-- Start of Records provided --

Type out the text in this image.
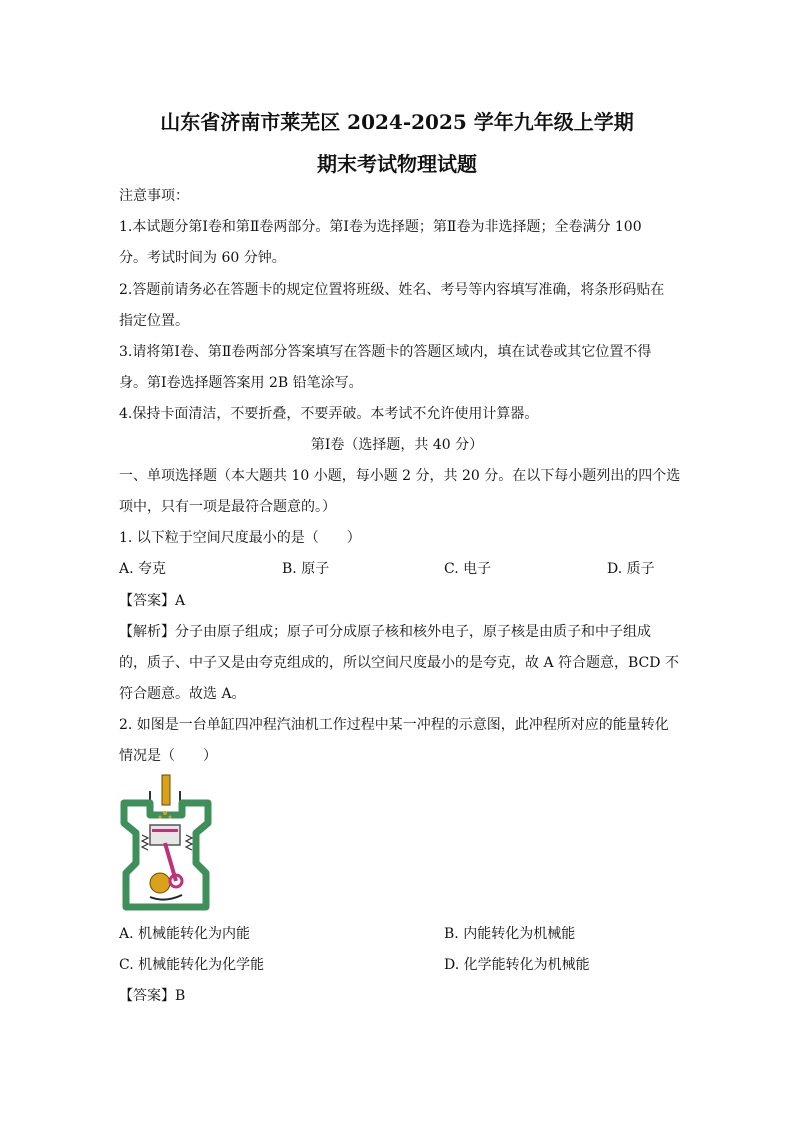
山东省济南市莱芜区 2024-2025 学年九年级上学期
期末考试物理试题
注意事项：
1.本试题分第Ⅰ卷和第Ⅱ卷两部分。第Ⅰ卷为选择题；第Ⅱ卷为非选择题；全卷满分 100
分。考试时间为 60 分钟。
2.答题前请务必在答题卡的规定位置将班级、姓名、考号等内容填写准确，将条形码贴在
指定位置。
3.请将第Ⅰ卷、第Ⅱ卷两部分答案填写在答题卡的答题区域内，填在试卷或其它位置不得
身。第Ⅰ卷选择题答案用 2B 铅笔涂写。
4.保持卡面清洁，不要折叠，不要弄破。本考试不允许使用计算器。
第Ⅰ卷（选择题，共 40 分）
一、单项选择题（本大题共 10 小题，每小题 2 分，共 20 分。在以下每小题列出的四个选
项中，只有一项是最符合题意的。）
1. 以下粒于空间尺度最小的是（　　）
A. 夸克	B. 原子	C. 电子	D. 质子
【答案】A
【解析】分子由原子组成；原子可分成原子核和核外电子，原子核是由质子和中子组成
的，质子、中子又是由夸克组成的，所以空间尺度最小的是夸克，故 A 符合题意，BCD 不
符合题意。故选 A。
2. 如图是一台单缸四冲程汽油机工作过程中某一冲程的示意图，此冲程所对应的能量转化
情况是（　　）
A. 机械能转化为内能	B. 内能转化为机械能
C. 机械能转化为化学能	D. 化学能转化为机械能
【答案】B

-- End of Records provided --

### What you should do
Return each line of the data, keeping its wording exact and omitting pictures.

### Result below
Type out the text in this image.
山东省济南市莱芜区 2024-2025 学年九年级上学期
期末考试物理试题
注意事项：
1.本试题分第Ⅰ卷和第Ⅱ卷两部分。第Ⅰ卷为选择题；第Ⅱ卷为非选择题；全卷满分 100
分。考试时间为 60 分钟。
2.答题前请务必在答题卡的规定位置将班级、姓名、考号等内容填写准确，将条形码贴在
指定位置。
3.请将第Ⅰ卷、第Ⅱ卷两部分答案填写在答题卡的答题区域内，填在试卷或其它位置不得
身。第Ⅰ卷选择题答案用 2B 铅笔涂写。
4.保持卡面清洁，不要折叠，不要弄破。本考试不允许使用计算器。
第Ⅰ卷（选择题，共 40 分）
一、单项选择题（本大题共 10 小题，每小题 2 分，共 20 分。在以下每小题列出的四个选
项中，只有一项是最符合题意的。）
1. 以下粒于空间尺度最小的是（　　）
A. 夸克	B. 原子	C. 电子	D. 质子
【答案】A
【解析】分子由原子组成；原子可分成原子核和核外电子，原子核是由质子和中子组成
的，质子、中子又是由夸克组成的，所以空间尺度最小的是夸克，故 A 符合题意，BCD 不
符合题意。故选 A。
2. 如图是一台单缸四冲程汽油机工作过程中某一冲程的示意图，此冲程所对应的能量转化
情况是（　　）
A. 机械能转化为内能	B. 内能转化为机械能
C. 机械能转化为化学能	D. 化学能转化为机械能
【答案】B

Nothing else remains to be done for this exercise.